Stored records
start

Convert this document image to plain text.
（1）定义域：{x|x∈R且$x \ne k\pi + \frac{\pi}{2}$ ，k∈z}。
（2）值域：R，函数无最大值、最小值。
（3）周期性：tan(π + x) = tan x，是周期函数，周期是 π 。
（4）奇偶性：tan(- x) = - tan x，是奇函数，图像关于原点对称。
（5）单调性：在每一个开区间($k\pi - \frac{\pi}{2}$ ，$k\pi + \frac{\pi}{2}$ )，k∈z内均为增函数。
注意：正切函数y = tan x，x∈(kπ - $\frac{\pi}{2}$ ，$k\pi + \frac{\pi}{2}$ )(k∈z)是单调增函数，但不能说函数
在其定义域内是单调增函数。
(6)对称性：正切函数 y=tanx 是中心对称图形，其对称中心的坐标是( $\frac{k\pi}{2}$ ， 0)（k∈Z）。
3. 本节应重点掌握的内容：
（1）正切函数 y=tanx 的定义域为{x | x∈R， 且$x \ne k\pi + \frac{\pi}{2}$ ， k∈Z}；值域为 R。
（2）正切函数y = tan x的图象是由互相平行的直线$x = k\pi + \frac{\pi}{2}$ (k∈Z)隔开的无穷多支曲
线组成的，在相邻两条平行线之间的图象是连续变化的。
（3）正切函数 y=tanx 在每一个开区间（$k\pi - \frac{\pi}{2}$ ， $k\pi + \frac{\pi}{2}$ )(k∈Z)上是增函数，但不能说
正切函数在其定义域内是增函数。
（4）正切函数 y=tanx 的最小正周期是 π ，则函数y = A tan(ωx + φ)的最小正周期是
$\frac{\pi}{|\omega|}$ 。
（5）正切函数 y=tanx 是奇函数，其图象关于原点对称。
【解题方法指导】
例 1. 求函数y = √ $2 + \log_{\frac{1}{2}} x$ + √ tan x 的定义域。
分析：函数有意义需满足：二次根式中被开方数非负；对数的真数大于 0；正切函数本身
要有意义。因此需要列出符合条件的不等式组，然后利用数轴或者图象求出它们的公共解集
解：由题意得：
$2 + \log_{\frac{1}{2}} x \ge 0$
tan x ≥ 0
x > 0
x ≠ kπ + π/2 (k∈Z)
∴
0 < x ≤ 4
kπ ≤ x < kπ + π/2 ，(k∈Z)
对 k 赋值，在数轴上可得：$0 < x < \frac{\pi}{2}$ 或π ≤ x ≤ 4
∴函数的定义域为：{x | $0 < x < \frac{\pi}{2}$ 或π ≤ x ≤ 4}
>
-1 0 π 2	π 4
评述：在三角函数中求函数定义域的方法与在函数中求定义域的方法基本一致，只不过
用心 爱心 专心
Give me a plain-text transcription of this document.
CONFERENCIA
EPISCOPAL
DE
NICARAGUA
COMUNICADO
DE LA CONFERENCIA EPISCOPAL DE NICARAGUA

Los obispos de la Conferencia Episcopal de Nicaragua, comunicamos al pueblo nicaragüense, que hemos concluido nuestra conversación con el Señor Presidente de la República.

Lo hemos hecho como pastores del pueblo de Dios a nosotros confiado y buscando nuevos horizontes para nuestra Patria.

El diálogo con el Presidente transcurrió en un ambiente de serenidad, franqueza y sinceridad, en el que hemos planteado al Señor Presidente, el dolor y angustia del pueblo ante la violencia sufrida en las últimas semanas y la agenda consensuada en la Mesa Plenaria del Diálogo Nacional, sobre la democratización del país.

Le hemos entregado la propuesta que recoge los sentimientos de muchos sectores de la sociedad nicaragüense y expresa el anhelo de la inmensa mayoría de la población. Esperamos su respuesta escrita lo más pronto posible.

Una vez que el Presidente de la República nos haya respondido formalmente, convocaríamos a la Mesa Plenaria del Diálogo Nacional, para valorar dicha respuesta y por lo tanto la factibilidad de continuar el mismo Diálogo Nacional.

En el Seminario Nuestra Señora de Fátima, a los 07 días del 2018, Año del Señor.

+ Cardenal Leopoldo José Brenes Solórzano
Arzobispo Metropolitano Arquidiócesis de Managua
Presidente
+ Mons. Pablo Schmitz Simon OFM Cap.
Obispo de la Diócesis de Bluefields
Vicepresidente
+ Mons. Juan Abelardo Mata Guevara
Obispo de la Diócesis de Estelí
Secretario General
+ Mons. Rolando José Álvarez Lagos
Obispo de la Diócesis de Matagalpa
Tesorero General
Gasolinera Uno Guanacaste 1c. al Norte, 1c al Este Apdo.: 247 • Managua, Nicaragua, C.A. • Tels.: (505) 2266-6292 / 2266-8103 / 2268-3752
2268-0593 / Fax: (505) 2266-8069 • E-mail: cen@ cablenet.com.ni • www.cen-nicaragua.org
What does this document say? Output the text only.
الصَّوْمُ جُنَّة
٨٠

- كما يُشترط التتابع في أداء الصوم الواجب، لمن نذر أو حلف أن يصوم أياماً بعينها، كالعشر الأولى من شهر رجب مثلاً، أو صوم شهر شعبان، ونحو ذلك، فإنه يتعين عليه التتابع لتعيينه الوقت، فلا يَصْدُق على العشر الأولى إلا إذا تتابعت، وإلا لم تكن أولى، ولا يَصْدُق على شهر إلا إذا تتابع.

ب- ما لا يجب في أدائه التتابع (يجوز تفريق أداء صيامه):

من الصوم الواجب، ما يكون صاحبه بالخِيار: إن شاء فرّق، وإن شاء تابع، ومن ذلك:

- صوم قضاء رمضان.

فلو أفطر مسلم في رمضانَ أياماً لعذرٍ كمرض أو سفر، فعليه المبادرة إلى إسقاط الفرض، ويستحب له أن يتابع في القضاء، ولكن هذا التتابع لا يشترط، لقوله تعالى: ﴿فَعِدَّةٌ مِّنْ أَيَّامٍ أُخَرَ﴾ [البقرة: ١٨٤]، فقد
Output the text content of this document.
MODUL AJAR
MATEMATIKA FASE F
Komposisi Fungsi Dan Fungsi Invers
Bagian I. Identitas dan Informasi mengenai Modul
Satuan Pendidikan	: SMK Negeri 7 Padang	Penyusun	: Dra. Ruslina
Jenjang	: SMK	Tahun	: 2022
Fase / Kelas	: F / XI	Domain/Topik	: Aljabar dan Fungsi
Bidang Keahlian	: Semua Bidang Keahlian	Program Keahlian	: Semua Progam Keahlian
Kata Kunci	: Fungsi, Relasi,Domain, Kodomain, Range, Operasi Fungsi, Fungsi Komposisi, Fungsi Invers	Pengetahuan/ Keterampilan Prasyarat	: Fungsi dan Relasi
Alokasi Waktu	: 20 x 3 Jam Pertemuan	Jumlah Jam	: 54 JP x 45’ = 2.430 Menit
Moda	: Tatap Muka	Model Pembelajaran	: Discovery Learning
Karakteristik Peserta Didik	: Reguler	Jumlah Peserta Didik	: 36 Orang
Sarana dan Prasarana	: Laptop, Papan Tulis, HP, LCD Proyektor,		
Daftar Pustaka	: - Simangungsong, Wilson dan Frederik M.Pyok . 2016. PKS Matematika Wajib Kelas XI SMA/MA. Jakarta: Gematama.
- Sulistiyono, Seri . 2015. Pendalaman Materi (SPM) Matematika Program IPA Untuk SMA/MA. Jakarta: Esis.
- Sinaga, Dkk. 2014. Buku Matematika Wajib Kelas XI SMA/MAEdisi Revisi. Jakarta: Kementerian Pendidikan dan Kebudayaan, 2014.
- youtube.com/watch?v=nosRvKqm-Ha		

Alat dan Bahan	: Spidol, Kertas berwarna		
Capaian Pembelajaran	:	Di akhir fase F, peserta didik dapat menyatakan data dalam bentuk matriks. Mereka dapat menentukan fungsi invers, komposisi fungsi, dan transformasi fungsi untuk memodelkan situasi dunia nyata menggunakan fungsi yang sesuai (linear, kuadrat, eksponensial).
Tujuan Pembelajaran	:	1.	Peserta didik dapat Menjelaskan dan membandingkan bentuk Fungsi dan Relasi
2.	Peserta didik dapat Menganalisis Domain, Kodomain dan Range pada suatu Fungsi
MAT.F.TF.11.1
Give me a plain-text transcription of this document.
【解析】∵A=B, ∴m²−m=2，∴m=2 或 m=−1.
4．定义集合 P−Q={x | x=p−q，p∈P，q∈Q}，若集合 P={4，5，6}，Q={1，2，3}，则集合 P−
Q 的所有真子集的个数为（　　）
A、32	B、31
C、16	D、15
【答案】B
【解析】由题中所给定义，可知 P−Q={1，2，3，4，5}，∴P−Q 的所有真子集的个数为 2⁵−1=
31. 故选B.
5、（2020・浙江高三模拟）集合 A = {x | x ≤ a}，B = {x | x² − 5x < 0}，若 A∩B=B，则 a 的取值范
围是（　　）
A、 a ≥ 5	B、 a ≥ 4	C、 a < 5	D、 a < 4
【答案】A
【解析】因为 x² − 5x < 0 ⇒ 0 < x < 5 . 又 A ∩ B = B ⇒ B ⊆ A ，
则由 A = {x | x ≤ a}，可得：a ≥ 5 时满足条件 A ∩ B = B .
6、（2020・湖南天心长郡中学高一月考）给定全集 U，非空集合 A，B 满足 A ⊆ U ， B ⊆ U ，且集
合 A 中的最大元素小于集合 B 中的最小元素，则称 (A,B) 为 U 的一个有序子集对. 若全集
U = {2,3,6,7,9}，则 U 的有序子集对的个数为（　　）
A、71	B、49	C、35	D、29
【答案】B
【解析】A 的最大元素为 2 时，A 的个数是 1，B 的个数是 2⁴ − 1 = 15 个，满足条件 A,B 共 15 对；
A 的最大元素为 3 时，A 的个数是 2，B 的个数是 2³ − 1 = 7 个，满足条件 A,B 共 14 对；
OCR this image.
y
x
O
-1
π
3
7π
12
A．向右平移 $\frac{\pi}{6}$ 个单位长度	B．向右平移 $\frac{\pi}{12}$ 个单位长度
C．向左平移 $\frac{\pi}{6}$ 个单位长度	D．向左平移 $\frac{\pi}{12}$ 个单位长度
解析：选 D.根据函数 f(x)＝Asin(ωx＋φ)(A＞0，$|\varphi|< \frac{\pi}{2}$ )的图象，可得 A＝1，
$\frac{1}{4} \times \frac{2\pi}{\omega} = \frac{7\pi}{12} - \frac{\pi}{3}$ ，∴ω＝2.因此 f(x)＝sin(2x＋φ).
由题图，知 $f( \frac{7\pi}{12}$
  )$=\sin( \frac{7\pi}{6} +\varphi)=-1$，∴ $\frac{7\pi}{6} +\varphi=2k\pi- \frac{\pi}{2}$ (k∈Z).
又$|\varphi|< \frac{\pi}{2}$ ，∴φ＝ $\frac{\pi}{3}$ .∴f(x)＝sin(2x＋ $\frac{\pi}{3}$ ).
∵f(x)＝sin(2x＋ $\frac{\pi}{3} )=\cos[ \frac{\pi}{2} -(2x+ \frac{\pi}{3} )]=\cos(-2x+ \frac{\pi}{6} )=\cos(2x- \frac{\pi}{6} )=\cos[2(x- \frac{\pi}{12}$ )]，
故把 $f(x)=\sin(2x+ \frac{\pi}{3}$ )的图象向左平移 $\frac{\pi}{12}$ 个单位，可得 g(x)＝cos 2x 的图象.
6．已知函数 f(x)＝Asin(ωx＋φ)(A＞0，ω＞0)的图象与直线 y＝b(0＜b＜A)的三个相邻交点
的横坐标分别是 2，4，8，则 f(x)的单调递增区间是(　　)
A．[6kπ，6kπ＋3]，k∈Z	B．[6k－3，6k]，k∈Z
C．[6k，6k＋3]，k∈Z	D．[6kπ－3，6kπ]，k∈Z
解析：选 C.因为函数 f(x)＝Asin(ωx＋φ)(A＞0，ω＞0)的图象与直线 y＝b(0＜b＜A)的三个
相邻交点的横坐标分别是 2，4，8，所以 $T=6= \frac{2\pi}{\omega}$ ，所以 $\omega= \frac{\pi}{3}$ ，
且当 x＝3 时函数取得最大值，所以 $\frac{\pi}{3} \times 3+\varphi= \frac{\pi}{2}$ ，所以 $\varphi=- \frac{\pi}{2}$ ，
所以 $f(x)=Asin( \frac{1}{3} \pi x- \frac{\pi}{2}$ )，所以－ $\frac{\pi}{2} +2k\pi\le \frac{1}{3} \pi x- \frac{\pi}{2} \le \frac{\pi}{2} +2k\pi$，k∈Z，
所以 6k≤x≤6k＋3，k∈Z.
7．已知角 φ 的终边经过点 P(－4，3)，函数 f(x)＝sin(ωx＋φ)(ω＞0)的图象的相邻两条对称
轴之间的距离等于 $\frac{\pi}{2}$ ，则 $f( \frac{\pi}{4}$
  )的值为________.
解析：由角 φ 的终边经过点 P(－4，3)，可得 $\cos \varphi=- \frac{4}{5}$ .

end

__PROBLEM REQUIREMENTS__
For each line in the data above that contains the string "的图象与直线", extract the line.

__EXERCISE RESULT__
6．已知函数 f(x)＝Asin(ωx＋φ)(A＞0，ω＞0)的图象与直线 y＝b(0＜b＜A)的三个相邻交点
解析：选 C.因为函数 f(x)＝Asin(ωx＋φ)(A＞0，ω＞0)的图象与直线 y＝b(0＜b＜A)的三个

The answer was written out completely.